Here's an upcoming public forum to be held here in Winnipeg on August 4. I have to say that this sort of thing makes me somewhat "itchy" and not just because its sponsors such as the 'Council of Canadians' are in most other circumstances advocates of centralization in the Canadian federation. It's also because their presumed "strategy" of reducing carbon emissions via delegation of responsibility to the provinces would only get 'self-interested support' in an unequivocal manner in two Canadian provinces - Québec and Manitoba. Their invocation of Ontario is, in my mind doubtful even with Ontario's commitment to nuclear power thrown in for good measure, and as for the other provinces..forget it. I could go on and on about the "political illusion" here, but I'll leave that to the readers' imagination. I also think that arguments about provincial/federal responsibilities in terms of power generation are very much beside the point as the real argument is local/municipal versus all other levels of government. The old anarchist argument about localism versus statism. All that aside here's the promo for the meeting.

*INFORMATION PROVIDED:*
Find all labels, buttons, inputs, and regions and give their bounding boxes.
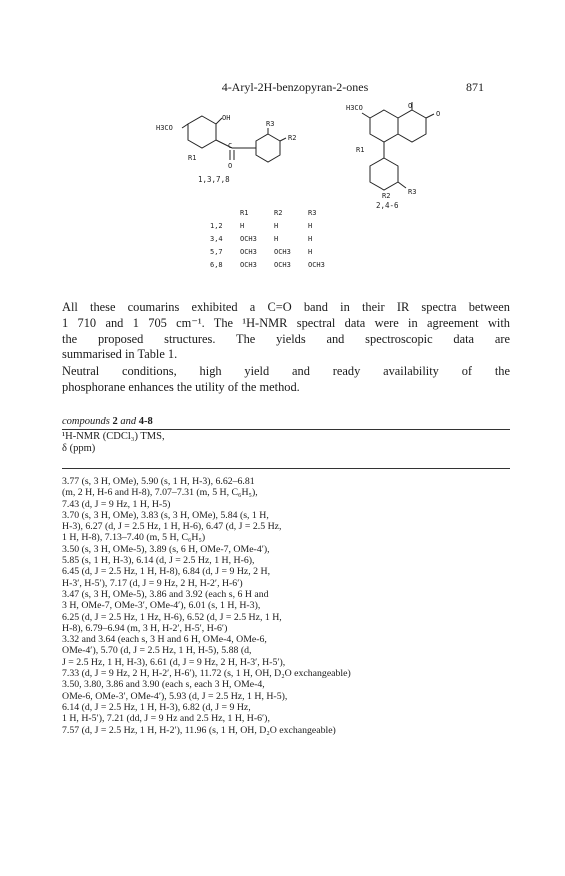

*SET PROBLEM:*
Decide whether each statement agrees with the post about the Winnipeg forum, and give yes or no with the deciding words quoted from it: (a) The forum is set for August 4 in Winnipeg. (b) The writer expects Ontario to give unequivocal self-interested support to the strategy. (c) The writer treats provincial/federal arguments over power generation as the central issue.

*RESPONSE TO THE TASK:*
(a) Yes: "an upcoming public forum to be held here in Winnipeg on August 4"
(b) No: "Their invocation of Ontario is, in my mind doubtful"
(c) No: "very much beside the point"